Given information »
_____

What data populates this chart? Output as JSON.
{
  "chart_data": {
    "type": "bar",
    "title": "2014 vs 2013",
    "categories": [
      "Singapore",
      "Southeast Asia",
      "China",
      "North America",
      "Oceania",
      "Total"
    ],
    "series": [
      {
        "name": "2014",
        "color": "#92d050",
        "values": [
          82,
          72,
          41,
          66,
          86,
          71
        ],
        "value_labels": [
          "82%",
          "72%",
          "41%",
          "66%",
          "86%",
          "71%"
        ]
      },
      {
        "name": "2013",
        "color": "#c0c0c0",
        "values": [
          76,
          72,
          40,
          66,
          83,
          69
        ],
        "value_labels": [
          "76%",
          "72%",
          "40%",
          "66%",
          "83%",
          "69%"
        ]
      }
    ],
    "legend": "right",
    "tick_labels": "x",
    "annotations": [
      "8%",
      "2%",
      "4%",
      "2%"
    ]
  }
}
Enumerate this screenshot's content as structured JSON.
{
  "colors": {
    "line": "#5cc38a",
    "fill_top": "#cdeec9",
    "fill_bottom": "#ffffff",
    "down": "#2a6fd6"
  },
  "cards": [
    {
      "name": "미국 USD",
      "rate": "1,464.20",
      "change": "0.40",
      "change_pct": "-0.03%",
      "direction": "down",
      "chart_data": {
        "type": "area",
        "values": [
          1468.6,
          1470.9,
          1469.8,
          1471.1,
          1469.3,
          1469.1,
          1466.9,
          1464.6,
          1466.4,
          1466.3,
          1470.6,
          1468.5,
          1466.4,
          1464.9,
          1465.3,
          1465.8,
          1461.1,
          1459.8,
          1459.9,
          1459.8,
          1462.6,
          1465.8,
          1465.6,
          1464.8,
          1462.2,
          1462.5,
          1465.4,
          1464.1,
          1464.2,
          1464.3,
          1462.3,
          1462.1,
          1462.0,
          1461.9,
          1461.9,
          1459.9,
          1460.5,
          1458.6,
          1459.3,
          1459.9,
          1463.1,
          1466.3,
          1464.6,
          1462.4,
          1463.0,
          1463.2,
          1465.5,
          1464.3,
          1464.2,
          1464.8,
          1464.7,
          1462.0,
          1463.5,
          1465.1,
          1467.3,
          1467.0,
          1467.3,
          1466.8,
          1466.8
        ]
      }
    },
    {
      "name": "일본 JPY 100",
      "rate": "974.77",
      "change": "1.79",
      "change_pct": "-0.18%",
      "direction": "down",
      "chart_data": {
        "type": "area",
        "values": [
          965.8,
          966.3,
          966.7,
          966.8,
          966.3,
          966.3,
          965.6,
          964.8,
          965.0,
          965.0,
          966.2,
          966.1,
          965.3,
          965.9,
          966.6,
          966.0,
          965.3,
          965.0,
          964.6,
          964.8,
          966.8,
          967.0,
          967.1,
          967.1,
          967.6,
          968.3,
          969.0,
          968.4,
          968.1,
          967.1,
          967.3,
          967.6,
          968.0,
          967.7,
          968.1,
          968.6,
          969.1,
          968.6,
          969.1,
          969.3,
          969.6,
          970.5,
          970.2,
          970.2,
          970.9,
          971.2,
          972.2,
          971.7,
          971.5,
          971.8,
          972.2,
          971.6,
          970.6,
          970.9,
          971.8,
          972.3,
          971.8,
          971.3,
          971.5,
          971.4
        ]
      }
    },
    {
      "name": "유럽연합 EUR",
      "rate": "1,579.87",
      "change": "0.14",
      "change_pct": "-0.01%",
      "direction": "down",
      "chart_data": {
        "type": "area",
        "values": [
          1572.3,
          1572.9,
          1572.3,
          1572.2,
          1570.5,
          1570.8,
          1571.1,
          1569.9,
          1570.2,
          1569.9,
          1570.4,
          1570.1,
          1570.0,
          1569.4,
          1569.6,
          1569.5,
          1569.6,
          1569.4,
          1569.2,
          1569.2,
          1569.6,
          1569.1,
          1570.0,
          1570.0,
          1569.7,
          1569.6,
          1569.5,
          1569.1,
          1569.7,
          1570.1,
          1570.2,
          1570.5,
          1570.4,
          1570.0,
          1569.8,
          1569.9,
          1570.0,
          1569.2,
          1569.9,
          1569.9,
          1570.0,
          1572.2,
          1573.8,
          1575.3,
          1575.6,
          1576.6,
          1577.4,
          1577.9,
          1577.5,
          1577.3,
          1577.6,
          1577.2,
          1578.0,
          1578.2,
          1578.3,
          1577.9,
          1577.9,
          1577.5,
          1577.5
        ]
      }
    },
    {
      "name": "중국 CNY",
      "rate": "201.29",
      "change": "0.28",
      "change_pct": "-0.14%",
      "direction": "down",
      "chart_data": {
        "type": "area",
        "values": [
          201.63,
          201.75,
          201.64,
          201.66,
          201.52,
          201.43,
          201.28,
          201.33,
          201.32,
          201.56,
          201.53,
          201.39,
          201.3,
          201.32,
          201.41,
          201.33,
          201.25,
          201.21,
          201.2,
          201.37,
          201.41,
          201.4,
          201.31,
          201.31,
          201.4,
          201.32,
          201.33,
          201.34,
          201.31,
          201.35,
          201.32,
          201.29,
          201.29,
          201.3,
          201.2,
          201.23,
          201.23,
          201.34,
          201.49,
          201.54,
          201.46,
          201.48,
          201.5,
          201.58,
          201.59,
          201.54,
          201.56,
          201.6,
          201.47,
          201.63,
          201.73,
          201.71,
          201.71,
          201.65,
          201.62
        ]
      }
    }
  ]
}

_____

Instruction » Print all of the entries exactly as they appear.

Result of the exercise »
What data populates this chart? Output as JSON.
{
  "chart_data": {
    "type": "bar",
    "title": "2014 vs 2013",
    "categories": [
      "Singapore",
      "Southeast Asia",
      "China",
      "North America",
      "Oceania",
      "Total"
    ],
    "series": [
      {
        "name": "2014",
        "color": "#92d050",
        "values": [
          82,
          72,
          41,
          66,
          86,
          71
        ],
        "value_labels": [
          "82%",
          "72%",
          "41%",
          "66%",
          "86%",
          "71%"
        ]
      },
      {
        "name": "2013",
        "color": "#c0c0c0",
        "values": [
          76,
          72,
          40,
          66,
          83,
          69
        ],
        "value_labels": [
          "76%",
          "72%",
          "40%",
          "66%",
          "83%",
          "69%"
        ]
      }
    ],
    "legend": "right",
    "tick_labels": "x",
    "annotations": [
      "8%",
      "2%",
      "4%",
      "2%"
    ]
  }
}
Enumerate this screenshot's content as structured JSON.
{
  "colors": {
    "line": "#5cc38a",
    "fill_top": "#cdeec9",
    "fill_bottom": "#ffffff",
    "down": "#2a6fd6"
  },
  "cards": [
    {
      "name": "미국 USD",
      "rate": "1,464.20",
      "change": "0.40",
      "change_pct": "-0.03%",
      "direction": "down",
      "chart_data": {
        "type": "area",
        "values": [
          1468.6,
          1470.9,
          1469.8,
          1471.1,
          1469.3,
          1469.1,
          1466.9,
          1464.6,
          1466.4,
          1466.3,
          1470.6,
          1468.5,
          1466.4,
          1464.9,
          1465.3,
          1465.8,
          1461.1,
          1459.8,
          1459.9,
          1459.8,
          1462.6,
          1465.8,
          1465.6,
          1464.8,
          1462.2,
          1462.5,
          1465.4,
          1464.1,
          1464.2,
          1464.3,
          1462.3,
          1462.1,
          1462.0,
          1461.9,
          1461.9,
          1459.9,
          1460.5,
          1458.6,
          1459.3,
          1459.9,
          1463.1,
          1466.3,
          1464.6,
          1462.4,
          1463.0,
          1463.2,
          1465.5,
          1464.3,
          1464.2,
          1464.8,
          1464.7,
          1462.0,
          1463.5,
          1465.1,
          1467.3,
          1467.0,
          1467.3,
          1466.8,
          1466.8
        ]
      }
    },
    {
      "name": "일본 JPY 100",
      "rate": "974.77",
      "change": "1.79",
      "change_pct": "-0.18%",
      "direction": "down",
      "chart_data": {
        "type": "area",
        "values": [
          965.8,
          966.3,
          966.7,
          966.8,
          966.3,
          966.3,
          965.6,
          964.8,
          965.0,
          965.0,
          966.2,
          966.1,
          965.3,
          965.9,
          966.6,
          966.0,
          965.3,
          965.0,
          964.6,
          964.8,
          966.8,
          967.0,
          967.1,
          967.1,
          967.6,
          968.3,
          969.0,
          968.4,
          968.1,
          967.1,
          967.3,
          967.6,
          968.0,
          967.7,
          968.1,
          968.6,
          969.1,
          968.6,
          969.1,
          969.3,
          969.6,
          970.5,
          970.2,
          970.2,
          970.9,
          971.2,
          972.2,
          971.7,
          971.5,
          971.8,
          972.2,
          971.6,
          970.6,
          970.9,
          971.8,
          972.3,
          971.8,
          971.3,
          971.5,
          971.4
        ]
      }
    },
    {
      "name": "유럽연합 EUR",
      "rate": "1,579.87",
      "change": "0.14",
      "change_pct": "-0.01%",
      "direction": "down",
      "chart_data": {
        "type": "area",
        "values": [
          1572.3,
          1572.9,
          1572.3,
          1572.2,
          1570.5,
          1570.8,
          1571.1,
          1569.9,
          1570.2,
          1569.9,
          1570.4,
          1570.1,
          1570.0,
          1569.4,
          1569.6,
          1569.5,
          1569.6,
          1569.4,
          1569.2,
          1569.2,
          1569.6,
          1569.1,
          1570.0,
          1570.0,
          1569.7,
          1569.6,
          1569.5,
          1569.1,
          1569.7,
          1570.1,
          1570.2,
          1570.5,
          1570.4,
          1570.0,
          1569.8,
          1569.9,
          1570.0,
          1569.2,
          1569.9,
          1569.9,
          1570.0,
          1572.2,
          1573.8,
          1575.3,
          1575.6,
          1576.6,
          1577.4,
          1577.9,
          1577.5,
          1577.3,
          1577.6,
          1577.2,
          1578.0,
          1578.2,
          1578.3,
          1577.9,
          1577.9,
          1577.5,
          1577.5
        ]
      }
    },
    {
      "name": "중국 CNY",
      "rate": "201.29",
      "change": "0.28",
      "change_pct": "-0.14%",
      "direction": "down",
      "chart_data": {
        "type": "area",
        "values": [
          201.63,
          201.75,
          201.64,
          201.66,
          201.52,
          201.43,
          201.28,
          201.33,
          201.32,
          201.56,
          201.53,
          201.39,
          201.3,
          201.32,
          201.41,
          201.33,
          201.25,
          201.21,
          201.2,
          201.37,
          201.41,
          201.4,
          201.31,
          201.31,
          201.4,
          201.32,
          201.33,
          201.34,
          201.31,
          201.35,
          201.32,
          201.29,
          201.29,
          201.3,
          201.2,
          201.23,
          201.23,
          201.34,
          201.49,
          201.54,
          201.46,
          201.48,
          201.5,
          201.58,
          201.59,
          201.54,
          201.56,
          201.6,
          201.47,
          201.63,
          201.73,
          201.71,
          201.71,
          201.65,
          201.62
        ]
      }
    }
  ]
}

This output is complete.